▶ Problem statement
Locate and copy each line in the data that contains the word "Vorige".

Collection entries
____

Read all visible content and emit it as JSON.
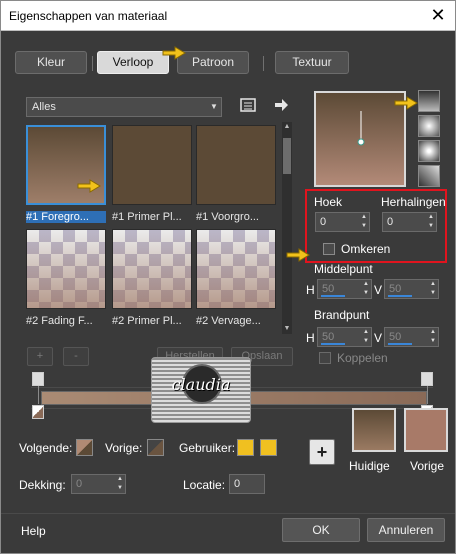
{
  "window": {
    "title": "Eigenschappen van materiaal"
  },
  "tabs": [
    {
      "label": "Kleur"
    },
    {
      "label": "Verloop"
    },
    {
      "label": "Patroon"
    },
    {
      "label": "Textuur"
    }
  ],
  "gallery": {
    "filter": "Alles",
    "items": [
      {
        "label": "#1 Foregro..."
      },
      {
        "label": "#1 Primer Pl..."
      },
      {
        "label": "#1 Voorgro..."
      },
      {
        "label": "#2 Fading F..."
      },
      {
        "label": "#2 Primer Pl..."
      },
      {
        "label": "#2 Vervage..."
      }
    ],
    "add_label": "+",
    "remove_label": "-",
    "restore_label": "Herstellen",
    "save_label": "Opslaan"
  },
  "settings": {
    "angle_label": "Hoek",
    "angle_value": "0",
    "repeats_label": "Herhalingen",
    "repeats_value": "0",
    "invert_label": "Omkeren",
    "center_label": "Middelpunt",
    "center_h_label": "H",
    "center_h": "50",
    "center_v_label": "V",
    "center_v": "50",
    "focal_label": "Brandpunt",
    "focal_h_label": "H",
    "focal_h": "50",
    "focal_v_label": "V",
    "focal_v": "50",
    "link_label": "Koppelen"
  },
  "watermark": {
    "text": "claudia"
  },
  "stops": {
    "next_label": "Volgende:",
    "prev_label": "Vorige:",
    "user_label": "Gebruiker:",
    "opacity_label": "Dekking:",
    "opacity_value": "0",
    "location_label": "Locatie:",
    "location_value": "0"
  },
  "colors": {
    "current_label": "Huidige",
    "previous_label": "Vorige",
    "current_color": "#5c4a36",
    "previous_color": "#a87a68",
    "user_color": "#f0c020",
    "gradient_start": "#aa8b74",
    "gradient_end": "#8a6a57"
  },
  "footer": {
    "help_label": "Help",
    "ok_label": "OK",
    "cancel_label": "Annuleren"
  }
}
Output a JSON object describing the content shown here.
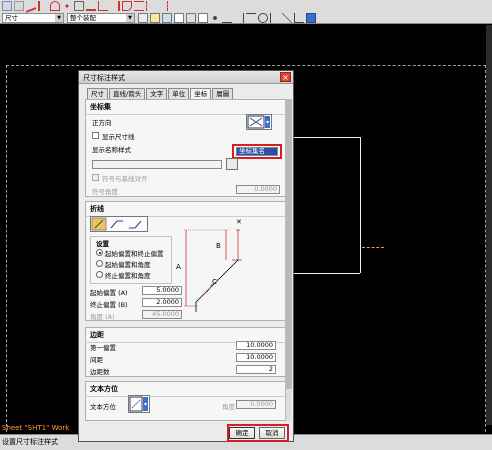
{
  "toolbar": {
    "layer_combo": "尺寸",
    "style_combo": "整个装配"
  },
  "canvas": {
    "sheet_label": "Sheet \"SHT1\" Work"
  },
  "status": {
    "text": "设置尺寸标注样式"
  },
  "dialog": {
    "title": "尺寸标注样式",
    "close": "×",
    "tabs": [
      {
        "label": "尺寸"
      },
      {
        "label": "直线/箭头"
      },
      {
        "label": "文字"
      },
      {
        "label": "单位"
      },
      {
        "label": "坐标"
      },
      {
        "label": "層圖"
      }
    ],
    "coord": {
      "section_title": "坐标集",
      "positive_direction_label": "正方向",
      "show_dim_line_label": "显示尺寸线",
      "display_name_style_label": "显示名称样式",
      "name_style_value": "坐标集名",
      "align_symbol_label": "符号与基线对齐",
      "symbol_angle_label": "符号角度",
      "symbol_angle_value": "0.0000"
    },
    "break": {
      "section_title": "折线",
      "settings_label": "设置",
      "options": [
        {
          "label": "起始偏置和终止偏置",
          "selected": true
        },
        {
          "label": "起始偏置和角度",
          "selected": false
        },
        {
          "label": "终止偏置和角度",
          "selected": false
        }
      ],
      "start_offset_label": "起始偏置 (A)",
      "start_offset_value": "5.0000",
      "end_offset_label": "终止偏置 (B)",
      "end_offset_value": "2.0000",
      "angle_label": "角度 (A)",
      "angle_value": "45.0000",
      "diagram_labels": {
        "a": "A",
        "b": "B",
        "c": "C"
      }
    },
    "margin": {
      "section_title": "边距",
      "first_offset_label": "第一偏置",
      "first_offset_value": "10.0000",
      "spacing_label": "间距",
      "spacing_value": "10.0000",
      "margin_count_label": "边距数",
      "margin_count_value": "2"
    },
    "text_orient": {
      "section_title": "文本方位",
      "orient_label": "文本方位",
      "angle_label": "角度",
      "angle_value": "0.0000"
    },
    "buttons": {
      "ok": "确定",
      "cancel": "取消"
    }
  }
}
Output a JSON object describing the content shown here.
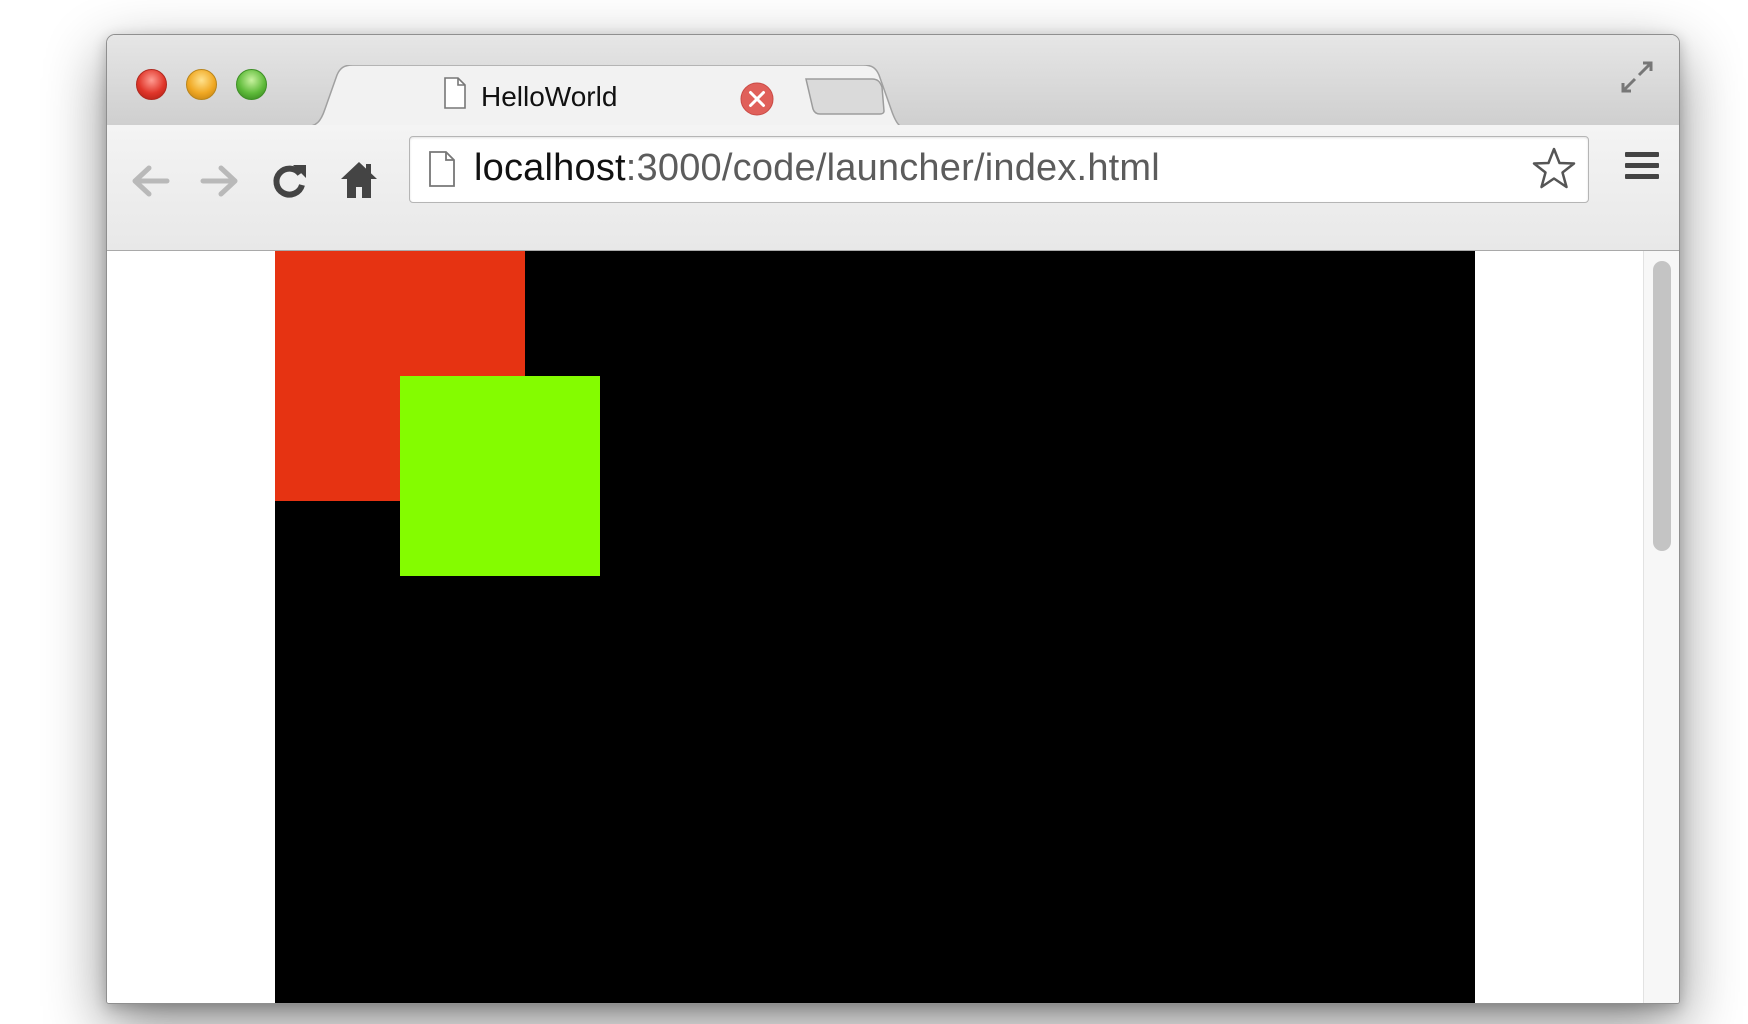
{
  "window": {
    "tab": {
      "title": "HelloWorld"
    }
  },
  "toolbar": {
    "url_host": "localhost",
    "url_rest": ":3000/code/launcher/index.html"
  },
  "colors": {
    "canvas": "#000000",
    "red_square": "#e63312",
    "green_square": "#84fc00",
    "tab_close": "#e0605a"
  },
  "icons": [
    "back-arrow-icon",
    "forward-arrow-icon",
    "reload-icon",
    "home-icon",
    "document-icon",
    "star-icon",
    "menu-icon",
    "close-icon",
    "fullscreen-icon"
  ]
}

____

▶ Task result
    "prev_label": "Vorige:",
    "previous_label": "Vorige",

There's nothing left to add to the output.